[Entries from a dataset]
- - - - -
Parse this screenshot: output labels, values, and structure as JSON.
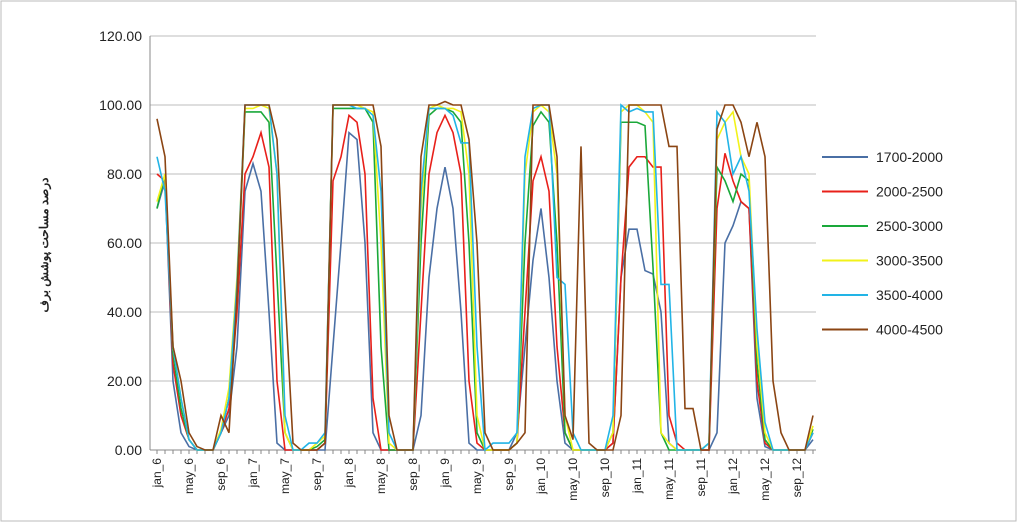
{
  "chart_data": {
    "type": "line",
    "ylabel": "درصد مساحت پوشش برف",
    "categories": [
      "jan_6",
      null,
      null,
      null,
      "may_6",
      null,
      null,
      null,
      "sep_6",
      null,
      null,
      null,
      "jan_7",
      null,
      null,
      null,
      "may_7",
      null,
      null,
      null,
      "sep_7",
      null,
      null,
      null,
      "jan_8",
      null,
      null,
      null,
      "may_8",
      null,
      null,
      null,
      "sep_8",
      null,
      null,
      null,
      "jan_9",
      null,
      null,
      null,
      "may_9",
      null,
      null,
      null,
      "sep_9",
      null,
      null,
      null,
      "jan_10",
      null,
      null,
      null,
      "may_10",
      null,
      null,
      null,
      "sep_10",
      null,
      null,
      null,
      "jan_11",
      null,
      null,
      null,
      "may_11",
      null,
      null,
      null,
      "sep_11",
      null,
      null,
      null,
      "jan_12",
      null,
      null,
      null,
      "may_12",
      null,
      null,
      null,
      "sep_12",
      null,
      null
    ],
    "series": [
      {
        "name": "1700-2000",
        "color": "#4a6fa5",
        "values": [
          70,
          78,
          20,
          5,
          1,
          0,
          0,
          0,
          5,
          10,
          30,
          75,
          83,
          75,
          40,
          2,
          0,
          0,
          0,
          0,
          0,
          0,
          30,
          60,
          92,
          90,
          60,
          5,
          0,
          0,
          0,
          0,
          0,
          10,
          50,
          70,
          82,
          70,
          40,
          2,
          0,
          0,
          0,
          0,
          0,
          5,
          30,
          55,
          70,
          50,
          20,
          2,
          0,
          0,
          0,
          0,
          0,
          2,
          50,
          64,
          64,
          52,
          51,
          40,
          2,
          0,
          0,
          0,
          0,
          0,
          5,
          60,
          65,
          72,
          70,
          15,
          1,
          0,
          0,
          0,
          0,
          0,
          3
        ]
      },
      {
        "name": "2000-2500",
        "color": "#e8201a",
        "values": [
          80,
          78,
          25,
          10,
          3,
          0,
          0,
          0,
          5,
          12,
          40,
          80,
          85,
          92,
          82,
          20,
          0,
          0,
          0,
          0,
          0,
          2,
          78,
          85,
          97,
          95,
          80,
          15,
          0,
          0,
          0,
          0,
          0,
          40,
          80,
          92,
          97,
          92,
          80,
          20,
          2,
          0,
          0,
          0,
          0,
          2,
          40,
          78,
          85,
          75,
          30,
          5,
          0,
          0,
          0,
          0,
          0,
          2,
          50,
          82,
          85,
          85,
          82,
          82,
          10,
          2,
          0,
          0,
          0,
          0,
          70,
          86,
          78,
          72,
          70,
          20,
          2,
          0,
          0,
          0,
          0,
          0,
          5
        ]
      },
      {
        "name": "2500-3000",
        "color": "#1aa83a",
        "values": [
          70,
          80,
          28,
          12,
          3,
          0,
          0,
          0,
          5,
          15,
          45,
          98,
          98,
          98,
          95,
          50,
          5,
          0,
          0,
          0,
          1,
          3,
          99,
          99,
          99,
          99,
          99,
          95,
          30,
          0,
          0,
          0,
          0,
          60,
          97,
          99,
          99,
          98,
          95,
          60,
          5,
          0,
          0,
          0,
          0,
          2,
          60,
          94,
          98,
          95,
          60,
          5,
          0,
          0,
          0,
          0,
          0,
          5,
          95,
          95,
          95,
          94,
          53,
          5,
          0,
          0,
          0,
          0,
          0,
          2,
          82,
          78,
          72,
          80,
          78,
          25,
          3,
          0,
          0,
          0,
          0,
          0,
          6
        ]
      },
      {
        "name": "3000-3500",
        "color": "#f2f21a",
        "values": [
          72,
          80,
          30,
          15,
          3,
          0,
          0,
          0,
          6,
          18,
          50,
          99,
          99,
          100,
          99,
          80,
          5,
          0,
          0,
          0,
          2,
          4,
          100,
          100,
          100,
          100,
          99,
          98,
          60,
          2,
          0,
          0,
          0,
          70,
          99,
          100,
          99,
          99,
          98,
          80,
          10,
          0,
          0,
          0,
          0,
          2,
          80,
          98,
          100,
          98,
          80,
          10,
          0,
          0,
          0,
          0,
          0,
          5,
          98,
          100,
          100,
          98,
          95,
          5,
          2,
          0,
          0,
          0,
          0,
          2,
          90,
          95,
          98,
          85,
          80,
          30,
          5,
          0,
          0,
          0,
          0,
          0,
          7
        ]
      },
      {
        "name": "3500-4000",
        "color": "#22b4e6",
        "values": [
          85,
          75,
          30,
          15,
          3,
          0,
          0,
          0,
          5,
          15,
          48,
          100,
          100,
          100,
          100,
          80,
          10,
          0,
          0,
          2,
          2,
          5,
          100,
          100,
          100,
          99,
          99,
          97,
          75,
          5,
          0,
          0,
          0,
          75,
          99,
          99,
          99,
          97,
          89,
          89,
          30,
          0,
          2,
          2,
          2,
          5,
          85,
          99,
          100,
          100,
          50,
          48,
          5,
          0,
          0,
          0,
          0,
          10,
          100,
          98,
          99,
          98,
          98,
          48,
          48,
          0,
          0,
          0,
          0,
          2,
          98,
          95,
          80,
          85,
          75,
          35,
          8,
          0,
          0,
          0,
          0,
          0,
          5
        ]
      },
      {
        "name": "4000-4500",
        "color": "#8b4513",
        "values": [
          96,
          85,
          30,
          20,
          5,
          1,
          0,
          0,
          10,
          5,
          45,
          100,
          100,
          100,
          100,
          90,
          45,
          2,
          0,
          0,
          0,
          2,
          100,
          100,
          100,
          100,
          100,
          100,
          88,
          10,
          0,
          0,
          0,
          85,
          100,
          100,
          101,
          100,
          100,
          90,
          60,
          5,
          0,
          0,
          0,
          2,
          5,
          100,
          100,
          100,
          85,
          10,
          3,
          88,
          2,
          0,
          0,
          0,
          10,
          100,
          100,
          100,
          100,
          100,
          88,
          88,
          12,
          12,
          0,
          0,
          93,
          100,
          100,
          95,
          85,
          95,
          85,
          20,
          5,
          0,
          0,
          0,
          10
        ]
      }
    ],
    "ylim": [
      0,
      120
    ],
    "yticks": [
      {
        "value": 0,
        "label": "0.00"
      },
      {
        "value": 20,
        "label": "20.00"
      },
      {
        "value": 40,
        "label": "40.00"
      },
      {
        "value": 60,
        "label": "60.00"
      },
      {
        "value": 80,
        "label": "80.00"
      },
      {
        "value": 100,
        "label": "100.00"
      },
      {
        "value": 120,
        "label": "120.00"
      }
    ],
    "grid": true,
    "legend": "right"
  }
}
- - - - -
All the lines above are to be given again exactly as they read, with the pictures removed.

**Exercise response:**
Parse this screenshot: output labels, values, and structure as JSON.
{
  "chart_data": {
    "type": "line",
    "ylabel": "درصد مساحت پوشش برف",
    "categories": [
      "jan_6",
      null,
      null,
      null,
      "may_6",
      null,
      null,
      null,
      "sep_6",
      null,
      null,
      null,
      "jan_7",
      null,
      null,
      null,
      "may_7",
      null,
      null,
      null,
      "sep_7",
      null,
      null,
      null,
      "jan_8",
      null,
      null,
      null,
      "may_8",
      null,
      null,
      null,
      "sep_8",
      null,
      null,
      null,
      "jan_9",
      null,
      null,
      null,
      "may_9",
      null,
      null,
      null,
      "sep_9",
      null,
      null,
      null,
      "jan_10",
      null,
      null,
      null,
      "may_10",
      null,
      null,
      null,
      "sep_10",
      null,
      null,
      null,
      "jan_11",
      null,
      null,
      null,
      "may_11",
      null,
      null,
      null,
      "sep_11",
      null,
      null,
      null,
      "jan_12",
      null,
      null,
      null,
      "may_12",
      null,
      null,
      null,
      "sep_12",
      null,
      null
    ],
    "series": [
      {
        "name": "1700-2000",
        "color": "#4a6fa5",
        "values": [
          70,
          78,
          20,
          5,
          1,
          0,
          0,
          0,
          5,
          10,
          30,
          75,
          83,
          75,
          40,
          2,
          0,
          0,
          0,
          0,
          0,
          0,
          30,
          60,
          92,
          90,
          60,
          5,
          0,
          0,
          0,
          0,
          0,
          10,
          50,
          70,
          82,
          70,
          40,
          2,
          0,
          0,
          0,
          0,
          0,
          5,
          30,
          55,
          70,
          50,
          20,
          2,
          0,
          0,
          0,
          0,
          0,
          2,
          50,
          64,
          64,
          52,
          51,
          40,
          2,
          0,
          0,
          0,
          0,
          0,
          5,
          60,
          65,
          72,
          70,
          15,
          1,
          0,
          0,
          0,
          0,
          0,
          3
        ]
      },
      {
        "name": "2000-2500",
        "color": "#e8201a",
        "values": [
          80,
          78,
          25,
          10,
          3,
          0,
          0,
          0,
          5,
          12,
          40,
          80,
          85,
          92,
          82,
          20,
          0,
          0,
          0,
          0,
          0,
          2,
          78,
          85,
          97,
          95,
          80,
          15,
          0,
          0,
          0,
          0,
          0,
          40,
          80,
          92,
          97,
          92,
          80,
          20,
          2,
          0,
          0,
          0,
          0,
          2,
          40,
          78,
          85,
          75,
          30,
          5,
          0,
          0,
          0,
          0,
          0,
          2,
          50,
          82,
          85,
          85,
          82,
          82,
          10,
          2,
          0,
          0,
          0,
          0,
          70,
          86,
          78,
          72,
          70,
          20,
          2,
          0,
          0,
          0,
          0,
          0,
          5
        ]
      },
      {
        "name": "2500-3000",
        "color": "#1aa83a",
        "values": [
          70,
          80,
          28,
          12,
          3,
          0,
          0,
          0,
          5,
          15,
          45,
          98,
          98,
          98,
          95,
          50,
          5,
          0,
          0,
          0,
          1,
          3,
          99,
          99,
          99,
          99,
          99,
          95,
          30,
          0,
          0,
          0,
          0,
          60,
          97,
          99,
          99,
          98,
          95,
          60,
          5,
          0,
          0,
          0,
          0,
          2,
          60,
          94,
          98,
          95,
          60,
          5,
          0,
          0,
          0,
          0,
          0,
          5,
          95,
          95,
          95,
          94,
          53,
          5,
          0,
          0,
          0,
          0,
          0,
          2,
          82,
          78,
          72,
          80,
          78,
          25,
          3,
          0,
          0,
          0,
          0,
          0,
          6
        ]
      },
      {
        "name": "3000-3500",
        "color": "#f2f21a",
        "values": [
          72,
          80,
          30,
          15,
          3,
          0,
          0,
          0,
          6,
          18,
          50,
          99,
          99,
          100,
          99,
          80,
          5,
          0,
          0,
          0,
          2,
          4,
          100,
          100,
          100,
          100,
          99,
          98,
          60,
          2,
          0,
          0,
          0,
          70,
          99,
          100,
          99,
          99,
          98,
          80,
          10,
          0,
          0,
          0,
          0,
          2,
          80,
          98,
          100,
          98,
          80,
          10,
          0,
          0,
          0,
          0,
          0,
          5,
          98,
          100,
          100,
          98,
          95,
          5,
          2,
          0,
          0,
          0,
          0,
          2,
          90,
          95,
          98,
          85,
          80,
          30,
          5,
          0,
          0,
          0,
          0,
          0,
          7
        ]
      },
      {
        "name": "3500-4000",
        "color": "#22b4e6",
        "values": [
          85,
          75,
          30,
          15,
          3,
          0,
          0,
          0,
          5,
          15,
          48,
          100,
          100,
          100,
          100,
          80,
          10,
          0,
          0,
          2,
          2,
          5,
          100,
          100,
          100,
          99,
          99,
          97,
          75,
          5,
          0,
          0,
          0,
          75,
          99,
          99,
          99,
          97,
          89,
          89,
          30,
          0,
          2,
          2,
          2,
          5,
          85,
          99,
          100,
          100,
          50,
          48,
          5,
          0,
          0,
          0,
          0,
          10,
          100,
          98,
          99,
          98,
          98,
          48,
          48,
          0,
          0,
          0,
          0,
          2,
          98,
          95,
          80,
          85,
          75,
          35,
          8,
          0,
          0,
          0,
          0,
          0,
          5
        ]
      },
      {
        "name": "4000-4500",
        "color": "#8b4513",
        "values": [
          96,
          85,
          30,
          20,
          5,
          1,
          0,
          0,
          10,
          5,
          45,
          100,
          100,
          100,
          100,
          90,
          45,
          2,
          0,
          0,
          0,
          2,
          100,
          100,
          100,
          100,
          100,
          100,
          88,
          10,
          0,
          0,
          0,
          85,
          100,
          100,
          101,
          100,
          100,
          90,
          60,
          5,
          0,
          0,
          0,
          2,
          5,
          100,
          100,
          100,
          85,
          10,
          3,
          88,
          2,
          0,
          0,
          0,
          10,
          100,
          100,
          100,
          100,
          100,
          88,
          88,
          12,
          12,
          0,
          0,
          93,
          100,
          100,
          95,
          85,
          95,
          85,
          20,
          5,
          0,
          0,
          0,
          10
        ]
      }
    ],
    "ylim": [
      0,
      120
    ],
    "yticks": [
      {
        "value": 0,
        "label": "0.00"
      },
      {
        "value": 20,
        "label": "20.00"
      },
      {
        "value": 40,
        "label": "40.00"
      },
      {
        "value": 60,
        "label": "60.00"
      },
      {
        "value": 80,
        "label": "80.00"
      },
      {
        "value": 100,
        "label": "100.00"
      },
      {
        "value": 120,
        "label": "120.00"
      }
    ],
    "grid": true,
    "legend": "right"
  }
}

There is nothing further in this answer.